Entries
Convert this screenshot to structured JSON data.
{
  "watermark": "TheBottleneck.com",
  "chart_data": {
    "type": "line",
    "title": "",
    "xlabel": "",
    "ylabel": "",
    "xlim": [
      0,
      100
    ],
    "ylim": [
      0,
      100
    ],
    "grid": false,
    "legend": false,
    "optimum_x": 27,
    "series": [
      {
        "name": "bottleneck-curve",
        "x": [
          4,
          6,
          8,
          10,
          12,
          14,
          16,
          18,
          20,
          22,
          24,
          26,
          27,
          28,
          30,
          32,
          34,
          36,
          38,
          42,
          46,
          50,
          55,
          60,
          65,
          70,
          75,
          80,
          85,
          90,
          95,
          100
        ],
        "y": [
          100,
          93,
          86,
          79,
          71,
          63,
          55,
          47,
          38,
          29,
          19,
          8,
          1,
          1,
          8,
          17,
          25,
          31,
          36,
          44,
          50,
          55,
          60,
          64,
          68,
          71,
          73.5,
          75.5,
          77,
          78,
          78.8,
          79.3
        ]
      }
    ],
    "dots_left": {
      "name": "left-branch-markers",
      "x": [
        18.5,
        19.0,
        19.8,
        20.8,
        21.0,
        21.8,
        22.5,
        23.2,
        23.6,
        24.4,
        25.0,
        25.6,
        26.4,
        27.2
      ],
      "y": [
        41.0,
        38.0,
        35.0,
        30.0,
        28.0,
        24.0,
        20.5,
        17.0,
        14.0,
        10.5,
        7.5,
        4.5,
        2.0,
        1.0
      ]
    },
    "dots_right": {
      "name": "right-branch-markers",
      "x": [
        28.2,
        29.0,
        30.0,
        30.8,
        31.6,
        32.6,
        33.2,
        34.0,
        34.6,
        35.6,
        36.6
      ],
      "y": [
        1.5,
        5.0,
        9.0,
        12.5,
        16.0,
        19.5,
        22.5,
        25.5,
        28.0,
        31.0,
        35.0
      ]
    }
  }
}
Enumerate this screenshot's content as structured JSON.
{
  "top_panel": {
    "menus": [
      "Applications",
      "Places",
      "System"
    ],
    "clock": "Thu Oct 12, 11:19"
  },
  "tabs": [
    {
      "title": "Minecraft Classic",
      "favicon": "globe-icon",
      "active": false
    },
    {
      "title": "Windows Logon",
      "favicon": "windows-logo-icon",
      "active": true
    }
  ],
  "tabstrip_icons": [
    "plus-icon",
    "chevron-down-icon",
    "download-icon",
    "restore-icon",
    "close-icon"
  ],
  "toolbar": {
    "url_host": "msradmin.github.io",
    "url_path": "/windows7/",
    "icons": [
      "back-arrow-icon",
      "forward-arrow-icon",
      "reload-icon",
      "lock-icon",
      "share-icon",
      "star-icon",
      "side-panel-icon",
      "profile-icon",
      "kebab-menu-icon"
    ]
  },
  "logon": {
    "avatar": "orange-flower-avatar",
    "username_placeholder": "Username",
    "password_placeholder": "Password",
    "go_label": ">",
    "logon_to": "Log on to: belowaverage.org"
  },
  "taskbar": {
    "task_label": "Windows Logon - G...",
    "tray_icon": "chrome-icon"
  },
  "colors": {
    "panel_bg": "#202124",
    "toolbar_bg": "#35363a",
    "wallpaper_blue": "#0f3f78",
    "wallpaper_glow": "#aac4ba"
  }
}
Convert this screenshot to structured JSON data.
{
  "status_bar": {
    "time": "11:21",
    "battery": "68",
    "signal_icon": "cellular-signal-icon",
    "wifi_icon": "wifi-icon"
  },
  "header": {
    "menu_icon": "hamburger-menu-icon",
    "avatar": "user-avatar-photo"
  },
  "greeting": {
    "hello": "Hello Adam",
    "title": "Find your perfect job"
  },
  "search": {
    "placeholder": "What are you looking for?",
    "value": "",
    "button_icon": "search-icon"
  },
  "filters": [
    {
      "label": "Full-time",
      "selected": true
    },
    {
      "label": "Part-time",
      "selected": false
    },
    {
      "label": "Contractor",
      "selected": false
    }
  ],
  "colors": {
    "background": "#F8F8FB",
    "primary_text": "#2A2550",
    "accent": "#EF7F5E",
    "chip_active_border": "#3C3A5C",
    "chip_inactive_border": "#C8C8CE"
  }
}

Direction
All of the entries need to be reproduced exactly; please write them out.

Solved exercise
Convert this screenshot to structured JSON data.
{
  "watermark": "TheBottleneck.com",
  "chart_data": {
    "type": "line",
    "title": "",
    "xlabel": "",
    "ylabel": "",
    "xlim": [
      0,
      100
    ],
    "ylim": [
      0,
      100
    ],
    "grid": false,
    "legend": false,
    "optimum_x": 27,
    "series": [
      {
        "name": "bottleneck-curve",
        "x": [
          4,
          6,
          8,
          10,
          12,
          14,
          16,
          18,
          20,
          22,
          24,
          26,
          27,
          28,
          30,
          32,
          34,
          36,
          38,
          42,
          46,
          50,
          55,
          60,
          65,
          70,
          75,
          80,
          85,
          90,
          95,
          100
        ],
        "y": [
          100,
          93,
          86,
          79,
          71,
          63,
          55,
          47,
          38,
          29,
          19,
          8,
          1,
          1,
          8,
          17,
          25,
          31,
          36,
          44,
          50,
          55,
          60,
          64,
          68,
          71,
          73.5,
          75.5,
          77,
          78,
          78.8,
          79.3
        ]
      }
    ],
    "dots_left": {
      "name": "left-branch-markers",
      "x": [
        18.5,
        19.0,
        19.8,
        20.8,
        21.0,
        21.8,
        22.5,
        23.2,
        23.6,
        24.4,
        25.0,
        25.6,
        26.4,
        27.2
      ],
      "y": [
        41.0,
        38.0,
        35.0,
        30.0,
        28.0,
        24.0,
        20.5,
        17.0,
        14.0,
        10.5,
        7.5,
        4.5,
        2.0,
        1.0
      ]
    },
    "dots_right": {
      "name": "right-branch-markers",
      "x": [
        28.2,
        29.0,
        30.0,
        30.8,
        31.6,
        32.6,
        33.2,
        34.0,
        34.6,
        35.6,
        36.6
      ],
      "y": [
        1.5,
        5.0,
        9.0,
        12.5,
        16.0,
        19.5,
        22.5,
        25.5,
        28.0,
        31.0,
        35.0
      ]
    }
  }
}
Enumerate this screenshot's content as structured JSON.
{
  "top_panel": {
    "menus": [
      "Applications",
      "Places",
      "System"
    ],
    "clock": "Thu Oct 12, 11:19"
  },
  "tabs": [
    {
      "title": "Minecraft Classic",
      "favicon": "globe-icon",
      "active": false
    },
    {
      "title": "Windows Logon",
      "favicon": "windows-logo-icon",
      "active": true
    }
  ],
  "tabstrip_icons": [
    "plus-icon",
    "chevron-down-icon",
    "download-icon",
    "restore-icon",
    "close-icon"
  ],
  "toolbar": {
    "url_host": "msradmin.github.io",
    "url_path": "/windows7/",
    "icons": [
      "back-arrow-icon",
      "forward-arrow-icon",
      "reload-icon",
      "lock-icon",
      "share-icon",
      "star-icon",
      "side-panel-icon",
      "profile-icon",
      "kebab-menu-icon"
    ]
  },
  "logon": {
    "avatar": "orange-flower-avatar",
    "username_placeholder": "Username",
    "password_placeholder": "Password",
    "go_label": ">",
    "logon_to": "Log on to: belowaverage.org"
  },
  "taskbar": {
    "task_label": "Windows Logon - G...",
    "tray_icon": "chrome-icon"
  },
  "colors": {
    "panel_bg": "#202124",
    "toolbar_bg": "#35363a",
    "wallpaper_blue": "#0f3f78",
    "wallpaper_glow": "#aac4ba"
  }
}
Convert this screenshot to structured JSON data.
{
  "status_bar": {
    "time": "11:21",
    "battery": "68",
    "signal_icon": "cellular-signal-icon",
    "wifi_icon": "wifi-icon"
  },
  "header": {
    "menu_icon": "hamburger-menu-icon",
    "avatar": "user-avatar-photo"
  },
  "greeting": {
    "hello": "Hello Adam",
    "title": "Find your perfect job"
  },
  "search": {
    "placeholder": "What are you looking for?",
    "value": "",
    "button_icon": "search-icon"
  },
  "filters": [
    {
      "label": "Full-time",
      "selected": true
    },
    {
      "label": "Part-time",
      "selected": false
    },
    {
      "label": "Contractor",
      "selected": false
    }
  ],
  "colors": {
    "background": "#F8F8FB",
    "primary_text": "#2A2550",
    "accent": "#EF7F5E",
    "chip_active_border": "#3C3A5C",
    "chip_inactive_border": "#C8C8CE"
  }
}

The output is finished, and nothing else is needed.